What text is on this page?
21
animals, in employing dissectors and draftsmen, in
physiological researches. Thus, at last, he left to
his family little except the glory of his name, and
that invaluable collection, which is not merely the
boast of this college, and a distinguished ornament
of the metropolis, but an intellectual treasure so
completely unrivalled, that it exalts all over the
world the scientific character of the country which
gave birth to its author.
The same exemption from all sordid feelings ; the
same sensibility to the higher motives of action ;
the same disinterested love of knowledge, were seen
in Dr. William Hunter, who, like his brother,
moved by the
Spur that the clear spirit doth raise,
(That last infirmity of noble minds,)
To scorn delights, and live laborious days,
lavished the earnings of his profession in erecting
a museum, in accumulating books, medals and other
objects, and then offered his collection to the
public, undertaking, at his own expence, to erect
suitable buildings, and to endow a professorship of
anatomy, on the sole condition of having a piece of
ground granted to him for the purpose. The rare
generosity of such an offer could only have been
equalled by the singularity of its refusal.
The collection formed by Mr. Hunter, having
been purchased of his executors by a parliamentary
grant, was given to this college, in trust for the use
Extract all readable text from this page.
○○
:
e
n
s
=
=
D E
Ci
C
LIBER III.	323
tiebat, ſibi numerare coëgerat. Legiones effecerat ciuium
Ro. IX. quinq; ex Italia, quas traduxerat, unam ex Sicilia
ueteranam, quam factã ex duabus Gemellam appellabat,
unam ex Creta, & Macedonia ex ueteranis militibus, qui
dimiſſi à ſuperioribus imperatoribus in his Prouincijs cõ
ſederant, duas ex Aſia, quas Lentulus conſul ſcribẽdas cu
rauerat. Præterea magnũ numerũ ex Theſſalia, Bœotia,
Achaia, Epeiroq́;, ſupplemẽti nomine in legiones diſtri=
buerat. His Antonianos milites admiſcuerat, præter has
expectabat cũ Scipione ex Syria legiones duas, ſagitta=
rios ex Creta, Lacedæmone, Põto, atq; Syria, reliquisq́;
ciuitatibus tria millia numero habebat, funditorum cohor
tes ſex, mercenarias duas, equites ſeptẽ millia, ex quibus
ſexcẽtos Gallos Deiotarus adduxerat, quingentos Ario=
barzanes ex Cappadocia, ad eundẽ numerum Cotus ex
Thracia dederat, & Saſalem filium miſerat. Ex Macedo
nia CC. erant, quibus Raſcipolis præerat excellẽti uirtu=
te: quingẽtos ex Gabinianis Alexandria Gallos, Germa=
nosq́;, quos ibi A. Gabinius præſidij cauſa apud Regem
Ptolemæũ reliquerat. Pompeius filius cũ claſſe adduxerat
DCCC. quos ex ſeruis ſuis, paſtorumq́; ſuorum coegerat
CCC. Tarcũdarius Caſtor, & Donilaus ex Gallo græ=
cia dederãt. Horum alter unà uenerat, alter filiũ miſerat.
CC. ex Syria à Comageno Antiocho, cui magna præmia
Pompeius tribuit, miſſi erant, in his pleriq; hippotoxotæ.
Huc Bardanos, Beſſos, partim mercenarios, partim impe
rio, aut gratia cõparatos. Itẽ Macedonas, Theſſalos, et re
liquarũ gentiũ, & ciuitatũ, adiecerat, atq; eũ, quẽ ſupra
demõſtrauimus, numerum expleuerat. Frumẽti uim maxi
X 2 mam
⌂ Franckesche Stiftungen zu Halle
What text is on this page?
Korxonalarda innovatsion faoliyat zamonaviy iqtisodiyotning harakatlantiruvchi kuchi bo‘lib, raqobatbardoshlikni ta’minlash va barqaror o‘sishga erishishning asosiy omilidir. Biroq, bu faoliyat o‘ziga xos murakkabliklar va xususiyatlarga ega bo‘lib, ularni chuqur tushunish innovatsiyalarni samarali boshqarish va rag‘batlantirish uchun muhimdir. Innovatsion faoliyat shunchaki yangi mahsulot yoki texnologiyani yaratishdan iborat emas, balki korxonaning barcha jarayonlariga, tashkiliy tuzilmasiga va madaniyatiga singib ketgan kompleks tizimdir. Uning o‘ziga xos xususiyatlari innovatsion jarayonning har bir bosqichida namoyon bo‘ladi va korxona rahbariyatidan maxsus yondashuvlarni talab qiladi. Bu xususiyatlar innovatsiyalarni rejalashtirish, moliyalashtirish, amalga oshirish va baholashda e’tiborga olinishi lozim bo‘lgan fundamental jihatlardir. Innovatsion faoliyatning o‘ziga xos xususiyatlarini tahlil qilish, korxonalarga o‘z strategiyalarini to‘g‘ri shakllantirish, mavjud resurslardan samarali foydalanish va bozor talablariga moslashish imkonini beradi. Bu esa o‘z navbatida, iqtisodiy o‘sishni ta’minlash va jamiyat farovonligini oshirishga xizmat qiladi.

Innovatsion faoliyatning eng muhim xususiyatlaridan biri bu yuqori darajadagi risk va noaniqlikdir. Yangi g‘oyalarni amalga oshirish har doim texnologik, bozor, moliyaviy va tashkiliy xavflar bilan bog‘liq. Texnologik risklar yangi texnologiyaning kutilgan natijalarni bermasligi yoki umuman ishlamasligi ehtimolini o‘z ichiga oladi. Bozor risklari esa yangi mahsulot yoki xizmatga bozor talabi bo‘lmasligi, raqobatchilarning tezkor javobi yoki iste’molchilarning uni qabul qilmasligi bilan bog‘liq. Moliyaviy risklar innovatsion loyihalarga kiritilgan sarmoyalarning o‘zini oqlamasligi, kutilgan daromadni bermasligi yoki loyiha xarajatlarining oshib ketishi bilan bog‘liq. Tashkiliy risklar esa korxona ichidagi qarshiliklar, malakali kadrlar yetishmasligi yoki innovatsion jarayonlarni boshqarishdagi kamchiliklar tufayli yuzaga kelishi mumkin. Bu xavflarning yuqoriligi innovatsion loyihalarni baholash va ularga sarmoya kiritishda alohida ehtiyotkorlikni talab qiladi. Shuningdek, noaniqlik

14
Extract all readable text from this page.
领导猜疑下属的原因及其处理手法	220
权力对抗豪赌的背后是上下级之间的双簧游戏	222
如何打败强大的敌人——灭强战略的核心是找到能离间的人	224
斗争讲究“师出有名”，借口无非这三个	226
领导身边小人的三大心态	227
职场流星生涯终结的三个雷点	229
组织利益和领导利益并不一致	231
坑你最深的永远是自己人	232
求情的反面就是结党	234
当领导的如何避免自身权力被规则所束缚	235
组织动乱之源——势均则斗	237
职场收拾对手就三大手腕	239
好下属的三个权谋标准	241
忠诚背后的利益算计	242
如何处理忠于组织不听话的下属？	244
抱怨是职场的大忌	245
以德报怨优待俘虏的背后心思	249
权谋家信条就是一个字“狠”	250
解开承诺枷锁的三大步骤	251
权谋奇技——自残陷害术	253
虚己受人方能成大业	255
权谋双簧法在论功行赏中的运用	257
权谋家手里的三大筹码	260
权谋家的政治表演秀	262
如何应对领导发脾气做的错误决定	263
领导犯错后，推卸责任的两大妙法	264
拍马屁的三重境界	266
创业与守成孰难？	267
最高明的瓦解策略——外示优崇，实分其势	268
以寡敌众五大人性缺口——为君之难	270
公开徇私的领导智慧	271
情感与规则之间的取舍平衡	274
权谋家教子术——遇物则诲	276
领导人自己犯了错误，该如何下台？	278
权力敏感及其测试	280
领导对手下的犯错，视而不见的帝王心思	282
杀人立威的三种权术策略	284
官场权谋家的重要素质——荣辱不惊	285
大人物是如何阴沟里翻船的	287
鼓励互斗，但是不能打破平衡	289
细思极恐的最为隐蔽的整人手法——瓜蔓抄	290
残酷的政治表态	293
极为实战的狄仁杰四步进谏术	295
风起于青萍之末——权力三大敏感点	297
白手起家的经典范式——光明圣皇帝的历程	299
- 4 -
——————
#### Task details:
Every record shown above must be echoed exactly.

#### Written answer:
What text is on this page?
21
animals, in employing dissectors and draftsmen, in
physiological researches. Thus, at last, he left to
his family little except the glory of his name, and
that invaluable collection, which is not merely the
boast of this college, and a distinguished ornament
of the metropolis, but an intellectual treasure so
completely unrivalled, that it exalts all over the
world the scientific character of the country which
gave birth to its author.
The same exemption from all sordid feelings ; the
same sensibility to the higher motives of action ;
the same disinterested love of knowledge, were seen
in Dr. William Hunter, who, like his brother,
moved by the
Spur that the clear spirit doth raise,
(That last infirmity of noble minds,)
To scorn delights, and live laborious days,
lavished the earnings of his profession in erecting
a museum, in accumulating books, medals and other
objects, and then offered his collection to the
public, undertaking, at his own expence, to erect
suitable buildings, and to endow a professorship of
anatomy, on the sole condition of having a piece of
ground granted to him for the purpose. The rare
generosity of such an offer could only have been
equalled by the singularity of its refusal.
The collection formed by Mr. Hunter, having
been purchased of his executors by a parliamentary
grant, was given to this college, in trust for the use
Extract all readable text from this page.
○○
:
e
n
s
=
=
D E
Ci
C
LIBER III.	323
tiebat, ſibi numerare coëgerat. Legiones effecerat ciuium
Ro. IX. quinq; ex Italia, quas traduxerat, unam ex Sicilia
ueteranam, quam factã ex duabus Gemellam appellabat,
unam ex Creta, & Macedonia ex ueteranis militibus, qui
dimiſſi à ſuperioribus imperatoribus in his Prouincijs cõ
ſederant, duas ex Aſia, quas Lentulus conſul ſcribẽdas cu
rauerat. Præterea magnũ numerũ ex Theſſalia, Bœotia,
Achaia, Epeiroq́;, ſupplemẽti nomine in legiones diſtri=
buerat. His Antonianos milites admiſcuerat, præter has
expectabat cũ Scipione ex Syria legiones duas, ſagitta=
rios ex Creta, Lacedæmone, Põto, atq; Syria, reliquisq́;
ciuitatibus tria millia numero habebat, funditorum cohor
tes ſex, mercenarias duas, equites ſeptẽ millia, ex quibus
ſexcẽtos Gallos Deiotarus adduxerat, quingentos Ario=
barzanes ex Cappadocia, ad eundẽ numerum Cotus ex
Thracia dederat, & Saſalem filium miſerat. Ex Macedo
nia CC. erant, quibus Raſcipolis præerat excellẽti uirtu=
te: quingẽtos ex Gabinianis Alexandria Gallos, Germa=
nosq́;, quos ibi A. Gabinius præſidij cauſa apud Regem
Ptolemæũ reliquerat. Pompeius filius cũ claſſe adduxerat
DCCC. quos ex ſeruis ſuis, paſtorumq́; ſuorum coegerat
CCC. Tarcũdarius Caſtor, & Donilaus ex Gallo græ=
cia dederãt. Horum alter unà uenerat, alter filiũ miſerat.
CC. ex Syria à Comageno Antiocho, cui magna præmia
Pompeius tribuit, miſſi erant, in his pleriq; hippotoxotæ.
Huc Bardanos, Beſſos, partim mercenarios, partim impe
rio, aut gratia cõparatos. Itẽ Macedonas, Theſſalos, et re
liquarũ gentiũ, & ciuitatũ, adiecerat, atq; eũ, quẽ ſupra
demõſtrauimus, numerum expleuerat. Frumẽti uim maxi
X 2 mam
⌂ Franckesche Stiftungen zu Halle
What text is on this page?
Korxonalarda innovatsion faoliyat zamonaviy iqtisodiyotning harakatlantiruvchi kuchi bo‘lib, raqobatbardoshlikni ta’minlash va barqaror o‘sishga erishishning asosiy omilidir. Biroq, bu faoliyat o‘ziga xos murakkabliklar va xususiyatlarga ega bo‘lib, ularni chuqur tushunish innovatsiyalarni samarali boshqarish va rag‘batlantirish uchun muhimdir. Innovatsion faoliyat shunchaki yangi mahsulot yoki texnologiyani yaratishdan iborat emas, balki korxonaning barcha jarayonlariga, tashkiliy tuzilmasiga va madaniyatiga singib ketgan kompleks tizimdir. Uning o‘ziga xos xususiyatlari innovatsion jarayonning har bir bosqichida namoyon bo‘ladi va korxona rahbariyatidan maxsus yondashuvlarni talab qiladi. Bu xususiyatlar innovatsiyalarni rejalashtirish, moliyalashtirish, amalga oshirish va baholashda e’tiborga olinishi lozim bo‘lgan fundamental jihatlardir. Innovatsion faoliyatning o‘ziga xos xususiyatlarini tahlil qilish, korxonalarga o‘z strategiyalarini to‘g‘ri shakllantirish, mavjud resurslardan samarali foydalanish va bozor talablariga moslashish imkonini beradi. Bu esa o‘z navbatida, iqtisodiy o‘sishni ta’minlash va jamiyat farovonligini oshirishga xizmat qiladi.

Innovatsion faoliyatning eng muhim xususiyatlaridan biri bu yuqori darajadagi risk va noaniqlikdir. Yangi g‘oyalarni amalga oshirish har doim texnologik, bozor, moliyaviy va tashkiliy xavflar bilan bog‘liq. Texnologik risklar yangi texnologiyaning kutilgan natijalarni bermasligi yoki umuman ishlamasligi ehtimolini o‘z ichiga oladi. Bozor risklari esa yangi mahsulot yoki xizmatga bozor talabi bo‘lmasligi, raqobatchilarning tezkor javobi yoki iste’molchilarning uni qabul qilmasligi bilan bog‘liq. Moliyaviy risklar innovatsion loyihalarga kiritilgan sarmoyalarning o‘zini oqlamasligi, kutilgan daromadni bermasligi yoki loyiha xarajatlarining oshib ketishi bilan bog‘liq. Tashkiliy risklar esa korxona ichidagi qarshiliklar, malakali kadrlar yetishmasligi yoki innovatsion jarayonlarni boshqarishdagi kamchiliklar tufayli yuzaga kelishi mumkin. Bu xavflarning yuqoriligi innovatsion loyihalarni baholash va ularga sarmoya kiritishda alohida ehtiyotkorlikni talab qiladi. Shuningdek, noaniqlik

14
Extract all readable text from this page.
领导猜疑下属的原因及其处理手法	220
权力对抗豪赌的背后是上下级之间的双簧游戏	222
如何打败强大的敌人——灭强战略的核心是找到能离间的人	224
斗争讲究“师出有名”，借口无非这三个	226
领导身边小人的三大心态	227
职场流星生涯终结的三个雷点	229
组织利益和领导利益并不一致	231
坑你最深的永远是自己人	232
求情的反面就是结党	234
当领导的如何避免自身权力被规则所束缚	235
组织动乱之源——势均则斗	237
职场收拾对手就三大手腕	239
好下属的三个权谋标准	241
忠诚背后的利益算计	242
如何处理忠于组织不听话的下属？	244
抱怨是职场的大忌	245
以德报怨优待俘虏的背后心思	249
权谋家信条就是一个字“狠”	250
解开承诺枷锁的三大步骤	251
权谋奇技——自残陷害术	253
虚己受人方能成大业	255
权谋双簧法在论功行赏中的运用	257
权谋家手里的三大筹码	260
权谋家的政治表演秀	262
如何应对领导发脾气做的错误决定	263
领导犯错后，推卸责任的两大妙法	264
拍马屁的三重境界	266
创业与守成孰难？	267
最高明的瓦解策略——外示优崇，实分其势	268
以寡敌众五大人性缺口——为君之难	270
公开徇私的领导智慧	271
情感与规则之间的取舍平衡	274
权谋家教子术——遇物则诲	276
领导人自己犯了错误，该如何下台？	278
权力敏感及其测试	280
领导对手下的犯错，视而不见的帝王心思	282
杀人立威的三种权术策略	284
官场权谋家的重要素质——荣辱不惊	285
大人物是如何阴沟里翻船的	287
鼓励互斗，但是不能打破平衡	289
细思极恐的最为隐蔽的整人手法——瓜蔓抄	290
残酷的政治表态	293
极为实战的狄仁杰四步进谏术	295
风起于青萍之末——权力三大敏感点	297
白手起家的经典范式——光明圣皇帝的历程	299
- 4 -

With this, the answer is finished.